(Saved entries)
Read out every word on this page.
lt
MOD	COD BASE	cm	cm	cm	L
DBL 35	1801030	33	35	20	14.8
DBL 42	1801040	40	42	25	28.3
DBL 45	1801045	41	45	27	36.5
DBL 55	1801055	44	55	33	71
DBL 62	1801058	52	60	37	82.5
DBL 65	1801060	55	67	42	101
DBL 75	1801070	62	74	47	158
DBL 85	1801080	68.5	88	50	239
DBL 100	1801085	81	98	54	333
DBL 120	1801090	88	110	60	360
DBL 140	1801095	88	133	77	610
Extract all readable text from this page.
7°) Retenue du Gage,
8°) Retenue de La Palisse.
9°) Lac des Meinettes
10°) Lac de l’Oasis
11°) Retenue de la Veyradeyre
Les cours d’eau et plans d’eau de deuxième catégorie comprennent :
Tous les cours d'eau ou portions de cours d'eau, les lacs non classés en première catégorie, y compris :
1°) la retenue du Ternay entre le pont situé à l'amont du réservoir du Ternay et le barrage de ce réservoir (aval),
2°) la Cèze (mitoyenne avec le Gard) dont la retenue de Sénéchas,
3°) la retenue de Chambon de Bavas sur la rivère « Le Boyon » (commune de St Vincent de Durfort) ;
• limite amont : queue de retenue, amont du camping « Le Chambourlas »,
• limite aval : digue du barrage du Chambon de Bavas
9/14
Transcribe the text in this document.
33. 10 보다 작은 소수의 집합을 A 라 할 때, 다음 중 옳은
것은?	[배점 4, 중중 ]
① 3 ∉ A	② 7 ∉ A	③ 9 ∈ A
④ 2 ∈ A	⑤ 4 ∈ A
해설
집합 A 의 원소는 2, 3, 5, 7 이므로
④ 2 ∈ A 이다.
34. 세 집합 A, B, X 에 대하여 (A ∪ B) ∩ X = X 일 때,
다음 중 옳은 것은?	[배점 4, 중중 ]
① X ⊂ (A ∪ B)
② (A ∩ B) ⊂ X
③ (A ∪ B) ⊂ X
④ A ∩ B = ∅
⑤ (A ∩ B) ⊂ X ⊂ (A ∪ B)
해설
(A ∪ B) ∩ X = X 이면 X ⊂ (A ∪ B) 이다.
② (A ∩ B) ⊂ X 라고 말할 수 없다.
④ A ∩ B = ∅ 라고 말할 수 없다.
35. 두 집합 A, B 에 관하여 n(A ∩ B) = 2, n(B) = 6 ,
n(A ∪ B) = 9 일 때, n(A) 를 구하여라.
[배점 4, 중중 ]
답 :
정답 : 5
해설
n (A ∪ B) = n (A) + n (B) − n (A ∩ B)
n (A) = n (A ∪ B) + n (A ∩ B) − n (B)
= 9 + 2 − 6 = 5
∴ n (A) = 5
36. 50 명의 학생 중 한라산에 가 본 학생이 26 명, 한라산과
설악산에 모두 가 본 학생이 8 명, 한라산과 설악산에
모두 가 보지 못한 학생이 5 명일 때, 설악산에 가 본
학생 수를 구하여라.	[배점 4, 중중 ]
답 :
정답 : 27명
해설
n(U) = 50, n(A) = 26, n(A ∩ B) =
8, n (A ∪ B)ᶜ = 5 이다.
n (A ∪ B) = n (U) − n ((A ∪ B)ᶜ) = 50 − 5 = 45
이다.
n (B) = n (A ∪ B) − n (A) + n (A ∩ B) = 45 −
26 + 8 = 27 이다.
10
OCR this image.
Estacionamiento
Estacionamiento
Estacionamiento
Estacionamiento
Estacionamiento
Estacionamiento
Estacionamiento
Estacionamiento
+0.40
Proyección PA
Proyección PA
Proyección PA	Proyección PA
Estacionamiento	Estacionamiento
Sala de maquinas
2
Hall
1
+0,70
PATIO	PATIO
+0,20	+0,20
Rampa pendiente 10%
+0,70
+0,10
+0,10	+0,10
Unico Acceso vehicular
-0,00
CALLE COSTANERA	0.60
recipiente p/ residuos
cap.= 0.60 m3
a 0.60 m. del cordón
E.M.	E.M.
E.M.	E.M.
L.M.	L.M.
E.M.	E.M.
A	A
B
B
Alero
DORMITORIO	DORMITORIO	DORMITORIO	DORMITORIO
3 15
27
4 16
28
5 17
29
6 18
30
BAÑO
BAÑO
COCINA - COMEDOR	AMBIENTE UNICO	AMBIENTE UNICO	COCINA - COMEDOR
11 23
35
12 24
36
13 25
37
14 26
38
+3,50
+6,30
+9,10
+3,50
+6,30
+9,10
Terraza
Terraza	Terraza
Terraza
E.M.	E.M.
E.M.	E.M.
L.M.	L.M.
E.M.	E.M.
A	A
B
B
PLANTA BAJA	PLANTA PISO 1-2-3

◆ **Task goal**:
Identify the lines of the data that contain the word "설악산에". Copy each of them.

◆ **Written answer**:
설악산에 모두 가 본 학생이 8 명, 한라산과 설악산에
모두 가 보지 못한 학생이 5 명일 때, 설악산에 가 본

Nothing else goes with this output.